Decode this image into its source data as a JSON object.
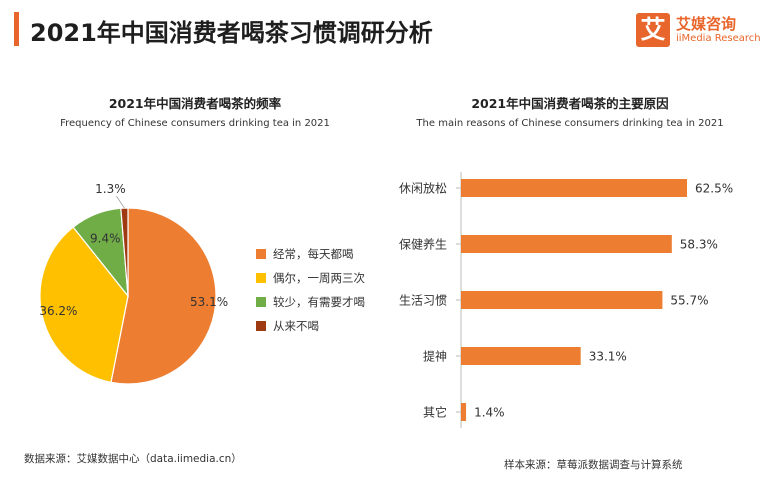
{
  "header": {
    "title": "2021年中国消费者喝茶习惯调研分析",
    "logo_char": "艾",
    "logo_cn": "艾媒咨询",
    "logo_en": "iiMedia Research",
    "accent": "#e8652b"
  },
  "chart_data": [
    {
      "type": "pie",
      "title": "2021年中国消费者喝茶的频率",
      "subtitle": "Frequency of Chinese consumers drinking tea in 2021",
      "categories": [
        "经常，每天都喝",
        "偶尔，一周两三次",
        "较少，有需要才喝",
        "从来不喝"
      ],
      "values": [
        53.1,
        36.2,
        9.4,
        1.3
      ],
      "labels": [
        "53.1%",
        "36.2%",
        "9.4%",
        "1.3%"
      ],
      "colors": [
        "#ed7d31",
        "#ffc000",
        "#70ad47",
        "#9e3b12"
      ],
      "legend": "right"
    },
    {
      "type": "bar",
      "orientation": "horizontal",
      "title": "2021年中国消费者喝茶的主要原因",
      "subtitle": "The main reasons of Chinese consumers drinking tea in 2021",
      "categories": [
        "休闲放松",
        "保健养生",
        "生活习惯",
        "提神",
        "其它"
      ],
      "values": [
        62.5,
        58.3,
        55.7,
        33.1,
        1.4
      ],
      "labels": [
        "62.5%",
        "58.3%",
        "55.7%",
        "33.1%",
        "1.4%"
      ],
      "color": "#ed7d31",
      "grid": false
    }
  ],
  "footer": {
    "source_left": "数据来源：艾媒数据中心（data.iimedia.cn）",
    "source_right": "样本来源：草莓派数据调查与计算系统"
  }
}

# # # #

Required task. Reproduce each line of the records exactly, and omit every picture.

Exercise output.
Decode this image into its source data as a JSON object.
{
  "header": {
    "title": "2021年中国消费者喝茶习惯调研分析",
    "logo_char": "艾",
    "logo_cn": "艾媒咨询",
    "logo_en": "iiMedia Research",
    "accent": "#e8652b"
  },
  "chart_data": [
    {
      "type": "pie",
      "title": "2021年中国消费者喝茶的频率",
      "subtitle": "Frequency of Chinese consumers drinking tea in 2021",
      "categories": [
        "经常，每天都喝",
        "偶尔，一周两三次",
        "较少，有需要才喝",
        "从来不喝"
      ],
      "values": [
        53.1,
        36.2,
        9.4,
        1.3
      ],
      "labels": [
        "53.1%",
        "36.2%",
        "9.4%",
        "1.3%"
      ],
      "colors": [
        "#ed7d31",
        "#ffc000",
        "#70ad47",
        "#9e3b12"
      ],
      "legend": "right"
    },
    {
      "type": "bar",
      "orientation": "horizontal",
      "title": "2021年中国消费者喝茶的主要原因",
      "subtitle": "The main reasons of Chinese consumers drinking tea in 2021",
      "categories": [
        "休闲放松",
        "保健养生",
        "生活习惯",
        "提神",
        "其它"
      ],
      "values": [
        62.5,
        58.3,
        55.7,
        33.1,
        1.4
      ],
      "labels": [
        "62.5%",
        "58.3%",
        "55.7%",
        "33.1%",
        "1.4%"
      ],
      "color": "#ed7d31",
      "grid": false
    }
  ],
  "footer": {
    "source_left": "数据来源：艾媒数据中心（data.iimedia.cn）",
    "source_right": "样本来源：草莓派数据调查与计算系统"
  }
}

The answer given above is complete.